◆ **Direction**: Answer with one number: how many lines hold the string "view".

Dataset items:
........

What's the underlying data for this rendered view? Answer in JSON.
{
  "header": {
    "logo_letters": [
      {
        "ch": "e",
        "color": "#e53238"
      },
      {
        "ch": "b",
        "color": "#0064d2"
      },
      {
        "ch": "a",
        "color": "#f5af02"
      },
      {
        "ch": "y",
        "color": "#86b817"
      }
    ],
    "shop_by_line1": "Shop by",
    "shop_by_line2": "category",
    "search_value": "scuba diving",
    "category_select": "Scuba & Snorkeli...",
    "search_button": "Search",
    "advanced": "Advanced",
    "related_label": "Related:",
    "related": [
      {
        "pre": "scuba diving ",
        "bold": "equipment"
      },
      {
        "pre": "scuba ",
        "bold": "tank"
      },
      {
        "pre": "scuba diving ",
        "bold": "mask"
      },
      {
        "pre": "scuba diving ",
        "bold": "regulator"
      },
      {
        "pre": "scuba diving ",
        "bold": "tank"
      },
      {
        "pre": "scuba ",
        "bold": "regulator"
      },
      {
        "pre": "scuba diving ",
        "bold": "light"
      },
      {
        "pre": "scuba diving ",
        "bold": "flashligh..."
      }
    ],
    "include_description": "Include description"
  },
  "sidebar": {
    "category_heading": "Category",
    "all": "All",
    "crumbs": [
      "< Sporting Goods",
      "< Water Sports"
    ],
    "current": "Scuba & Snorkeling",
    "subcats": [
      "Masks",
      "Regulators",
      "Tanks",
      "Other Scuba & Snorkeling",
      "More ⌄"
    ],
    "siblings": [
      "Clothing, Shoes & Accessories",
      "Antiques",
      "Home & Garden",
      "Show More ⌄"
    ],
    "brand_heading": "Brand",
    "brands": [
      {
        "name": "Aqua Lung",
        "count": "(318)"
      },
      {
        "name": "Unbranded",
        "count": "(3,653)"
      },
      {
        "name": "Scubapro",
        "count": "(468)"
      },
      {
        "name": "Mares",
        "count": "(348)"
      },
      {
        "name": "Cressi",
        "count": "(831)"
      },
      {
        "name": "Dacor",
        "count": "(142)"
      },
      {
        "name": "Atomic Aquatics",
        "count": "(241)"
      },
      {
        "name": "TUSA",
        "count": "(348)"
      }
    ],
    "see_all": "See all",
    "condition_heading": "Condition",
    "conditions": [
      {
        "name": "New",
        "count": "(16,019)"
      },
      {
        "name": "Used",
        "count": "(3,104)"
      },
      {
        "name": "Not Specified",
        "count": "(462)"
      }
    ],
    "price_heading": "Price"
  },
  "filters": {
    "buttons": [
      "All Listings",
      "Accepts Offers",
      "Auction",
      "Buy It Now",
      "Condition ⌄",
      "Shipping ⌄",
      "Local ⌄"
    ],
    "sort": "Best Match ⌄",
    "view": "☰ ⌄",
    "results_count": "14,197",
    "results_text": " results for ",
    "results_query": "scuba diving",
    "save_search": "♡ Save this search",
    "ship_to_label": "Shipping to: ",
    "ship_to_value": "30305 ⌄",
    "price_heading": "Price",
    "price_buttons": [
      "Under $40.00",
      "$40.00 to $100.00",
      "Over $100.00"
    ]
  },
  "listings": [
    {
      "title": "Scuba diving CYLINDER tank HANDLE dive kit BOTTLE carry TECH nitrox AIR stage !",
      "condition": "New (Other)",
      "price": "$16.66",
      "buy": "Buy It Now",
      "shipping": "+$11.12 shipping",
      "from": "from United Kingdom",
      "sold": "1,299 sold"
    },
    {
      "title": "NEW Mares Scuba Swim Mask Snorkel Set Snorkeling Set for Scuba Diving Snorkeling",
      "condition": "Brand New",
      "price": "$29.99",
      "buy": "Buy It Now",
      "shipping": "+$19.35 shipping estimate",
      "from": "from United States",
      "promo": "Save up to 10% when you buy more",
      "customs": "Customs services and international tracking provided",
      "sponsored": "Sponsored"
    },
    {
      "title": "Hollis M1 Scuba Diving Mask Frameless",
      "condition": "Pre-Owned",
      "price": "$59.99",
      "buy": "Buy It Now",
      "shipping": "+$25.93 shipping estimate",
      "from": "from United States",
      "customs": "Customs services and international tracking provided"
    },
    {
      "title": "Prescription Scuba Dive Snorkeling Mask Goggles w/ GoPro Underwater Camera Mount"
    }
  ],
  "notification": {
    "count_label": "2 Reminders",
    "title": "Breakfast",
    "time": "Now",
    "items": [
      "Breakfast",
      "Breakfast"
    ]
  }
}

........

◆ **Answer to the exercise**: 2